* Start Data supplied *
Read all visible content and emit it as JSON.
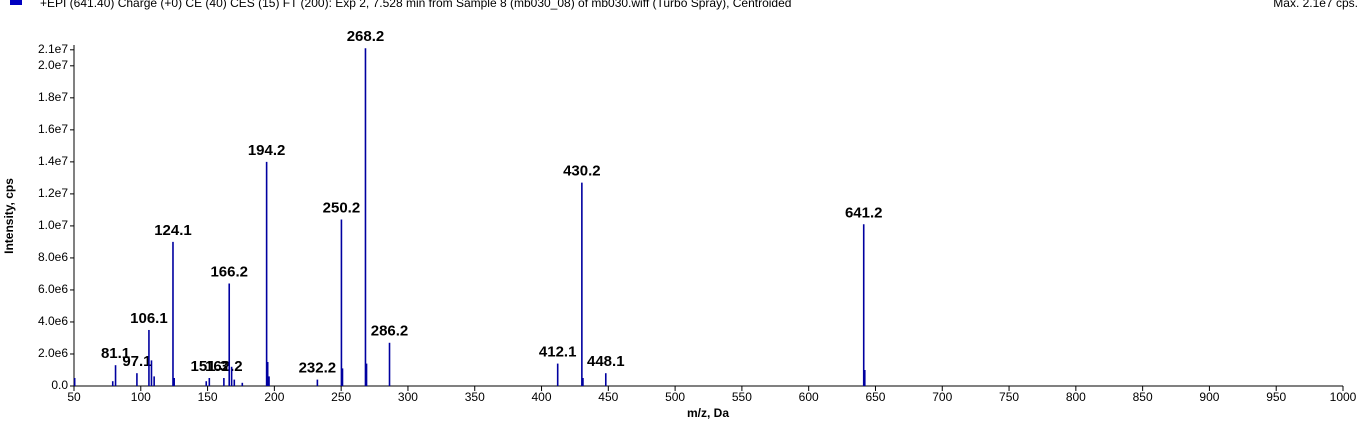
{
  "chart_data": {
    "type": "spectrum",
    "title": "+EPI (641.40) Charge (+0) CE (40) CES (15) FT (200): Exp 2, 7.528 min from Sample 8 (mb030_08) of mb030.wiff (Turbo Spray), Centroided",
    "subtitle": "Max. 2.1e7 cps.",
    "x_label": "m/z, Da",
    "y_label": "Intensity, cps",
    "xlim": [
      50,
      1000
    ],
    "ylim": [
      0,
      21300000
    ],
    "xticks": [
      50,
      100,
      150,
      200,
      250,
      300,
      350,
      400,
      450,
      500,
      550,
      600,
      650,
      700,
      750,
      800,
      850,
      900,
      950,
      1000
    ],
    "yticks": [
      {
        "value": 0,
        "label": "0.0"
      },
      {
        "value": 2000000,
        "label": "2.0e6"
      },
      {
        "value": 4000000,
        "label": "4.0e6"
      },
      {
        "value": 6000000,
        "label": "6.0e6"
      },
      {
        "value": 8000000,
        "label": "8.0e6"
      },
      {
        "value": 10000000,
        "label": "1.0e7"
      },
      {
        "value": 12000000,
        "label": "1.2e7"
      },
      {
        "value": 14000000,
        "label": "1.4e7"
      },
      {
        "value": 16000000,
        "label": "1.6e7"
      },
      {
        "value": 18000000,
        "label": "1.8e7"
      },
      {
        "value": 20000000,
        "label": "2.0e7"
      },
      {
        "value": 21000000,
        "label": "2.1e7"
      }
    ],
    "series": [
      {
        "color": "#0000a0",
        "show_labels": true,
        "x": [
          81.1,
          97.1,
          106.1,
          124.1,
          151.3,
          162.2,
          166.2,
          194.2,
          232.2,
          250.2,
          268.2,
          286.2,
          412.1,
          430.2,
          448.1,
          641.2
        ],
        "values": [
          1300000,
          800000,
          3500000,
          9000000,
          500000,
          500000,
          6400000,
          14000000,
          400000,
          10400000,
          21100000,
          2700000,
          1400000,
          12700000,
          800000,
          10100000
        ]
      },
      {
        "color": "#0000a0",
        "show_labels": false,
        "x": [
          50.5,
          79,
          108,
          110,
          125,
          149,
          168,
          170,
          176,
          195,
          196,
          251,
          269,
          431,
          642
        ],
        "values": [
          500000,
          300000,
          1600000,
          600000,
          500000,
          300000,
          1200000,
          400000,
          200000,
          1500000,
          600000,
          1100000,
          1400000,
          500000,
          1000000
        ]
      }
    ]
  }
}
* End Data supplied *
• Exercise requirements
Leave the pictures out and print the records above exactly as they stand.

• Output of the task
Read all visible content and emit it as JSON.
{
  "chart_data": {
    "type": "spectrum",
    "title": "+EPI (641.40) Charge (+0) CE (40) CES (15) FT (200): Exp 2, 7.528 min from Sample 8 (mb030_08) of mb030.wiff (Turbo Spray), Centroided",
    "subtitle": "Max. 2.1e7 cps.",
    "x_label": "m/z, Da",
    "y_label": "Intensity, cps",
    "xlim": [
      50,
      1000
    ],
    "ylim": [
      0,
      21300000
    ],
    "xticks": [
      50,
      100,
      150,
      200,
      250,
      300,
      350,
      400,
      450,
      500,
      550,
      600,
      650,
      700,
      750,
      800,
      850,
      900,
      950,
      1000
    ],
    "yticks": [
      {
        "value": 0,
        "label": "0.0"
      },
      {
        "value": 2000000,
        "label": "2.0e6"
      },
      {
        "value": 4000000,
        "label": "4.0e6"
      },
      {
        "value": 6000000,
        "label": "6.0e6"
      },
      {
        "value": 8000000,
        "label": "8.0e6"
      },
      {
        "value": 10000000,
        "label": "1.0e7"
      },
      {
        "value": 12000000,
        "label": "1.2e7"
      },
      {
        "value": 14000000,
        "label": "1.4e7"
      },
      {
        "value": 16000000,
        "label": "1.6e7"
      },
      {
        "value": 18000000,
        "label": "1.8e7"
      },
      {
        "value": 20000000,
        "label": "2.0e7"
      },
      {
        "value": 21000000,
        "label": "2.1e7"
      }
    ],
    "series": [
      {
        "color": "#0000a0",
        "show_labels": true,
        "x": [
          81.1,
          97.1,
          106.1,
          124.1,
          151.3,
          162.2,
          166.2,
          194.2,
          232.2,
          250.2,
          268.2,
          286.2,
          412.1,
          430.2,
          448.1,
          641.2
        ],
        "values": [
          1300000,
          800000,
          3500000,
          9000000,
          500000,
          500000,
          6400000,
          14000000,
          400000,
          10400000,
          21100000,
          2700000,
          1400000,
          12700000,
          800000,
          10100000
        ]
      },
      {
        "color": "#0000a0",
        "show_labels": false,
        "x": [
          50.5,
          79,
          108,
          110,
          125,
          149,
          168,
          170,
          176,
          195,
          196,
          251,
          269,
          431,
          642
        ],
        "values": [
          500000,
          300000,
          1600000,
          600000,
          500000,
          300000,
          1200000,
          400000,
          200000,
          1500000,
          600000,
          1100000,
          1400000,
          500000,
          1000000
        ]
      }
    ]
  }
}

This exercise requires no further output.